Stored records:
>> BEGIN

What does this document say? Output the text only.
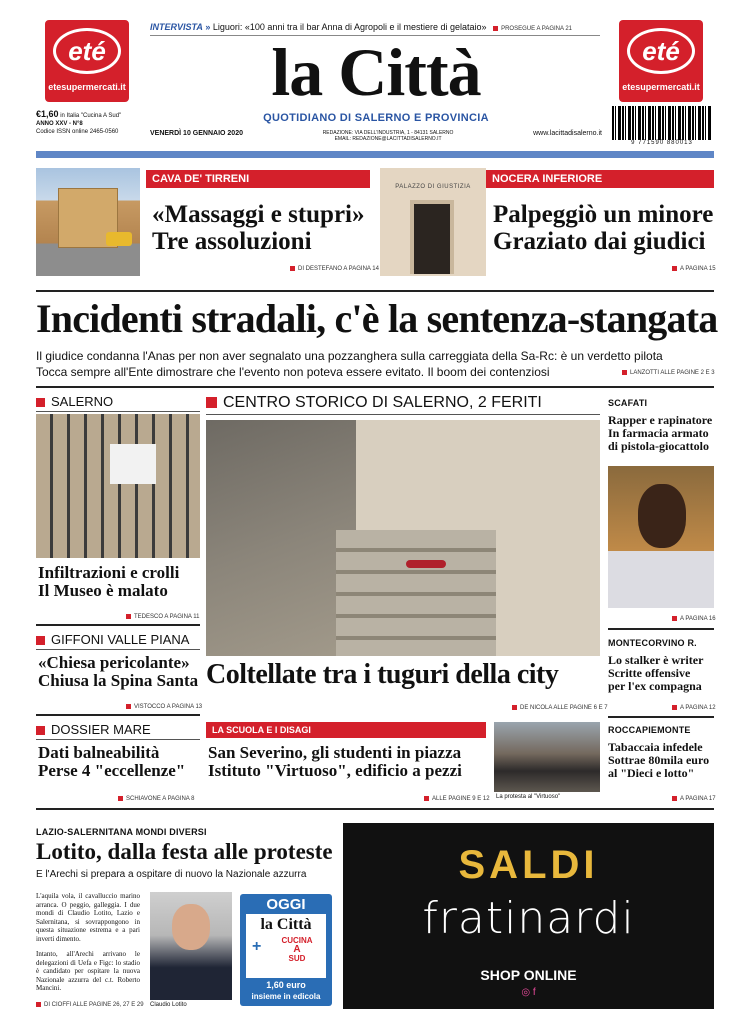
eté
etesupermercati.it
eté
etesupermercati.it
INTERVISTA » Liguori: «100 anni tra il bar Anna di Agropoli e il mestiere di gelataio» PROSEGUE A PAGINA 21
la Città
QUOTIDIANO DI SALERNO E PROVINCIA
€1,60 in Italia "Cucina A Sud"
ANNO XXV - N°8
Codice ISSN online 2465-0560	VENERDÌ 10 GENNAIO 2020	REDAZIONE: VIA DELL'INDUSTRIA, 1 - 84131 SALERNO
EMAIL: REDAZIONE@LACITTADISALERNO.IT
www.lacittadisalerno.it
9 771590 880013
CAVA DE' TIRRENI
«Massaggi e stupri»
Tre assoluzioni
DI DESTEFANO A PAGINA 14
PALAZZO DI GIUSTIZIA
NOCERA INFERIORE
Palpeggiò un minore
Graziato dai giudici
A PAGINA 15
Incidenti stradali, c'è la sentenza-stangata
Il giudice condanna l'Anas per non aver segnalato una pozzanghera sulla carreggiata della Sa-Rc: è un verdetto pilota
Tocca sempre all'Ente dimostrare che l'evento non poteva essere evitato. Il boom dei contenziosi	LANZOTTI ALLE PAGINE 2 E 3
SALERNO
Infiltrazioni e crolli
Il Museo è malato
TEDESCO A PAGINA 11
GIFFONI VALLE PIANA
«Chiesa pericolante»
Chiusa la Spina Santa
VISTOCCO A PAGINA 13
DOSSIER MARE
Dati balneabilità
Perse 4 "eccellenze"
SCHIAVONE A PAGINA 8
CENTRO STORICO DI SALERNO, 2 FERITI
Coltellate tra i tuguri della city
DE NICOLA ALLE PAGINE 6 E 7
LA SCUOLA E I DISAGI
San Severino, gli studenti in piazza
Istituto "Virtuoso", edificio a pezzi
ALLE PAGINE 9 E 12 La protesta al "Virtuoso"
SCAFATI
Rapper e rapinatore
In farmacia armato
di pistola-giocattolo
A PAGINA 16
MONTECORVINO R.
Lo stalker è writer
Scritte offensive
per l'ex compagna
A PAGINA 12
ROCCAPIEMONTE
Tabaccaia infedele
Sottrae 80mila euro
al "Dieci e lotto"
A PAGINA 17
LAZIO-SALERNITANA MONDI DIVERSI
Lotito, dalla festa alle proteste
E l'Arechi si prepara a ospitare di nuovo la Nazionale azzurra
L'aquila vola, il cavalluccio marino arranca. O peggio, galleggia. I due mondi di Claudio Lotito, Lazio e Salernitana, si sovrappongono in questa situazione estrema e a pari inverti dimento.
Intanto, all'Arechi arrivano le delegazioni di Uefa e Figc: lo stadio è candidato per ospitare la nuova Nazionale azzurra del c.t. Roberto Mancini.
Claudio Lotito
DI CIOFFI ALLE PAGINE 26, 27 E 29
OGGI
la Città
+	CUCINA
A
SUD
1,60 euro
insieme in edicola
SALDI
fratinardi
SHOP ONLINE
◎ f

>> END

## Given instruction
State how many lines of the entries above include the word "Claudio", offering no text other than the number.

## Answer for this exercise
2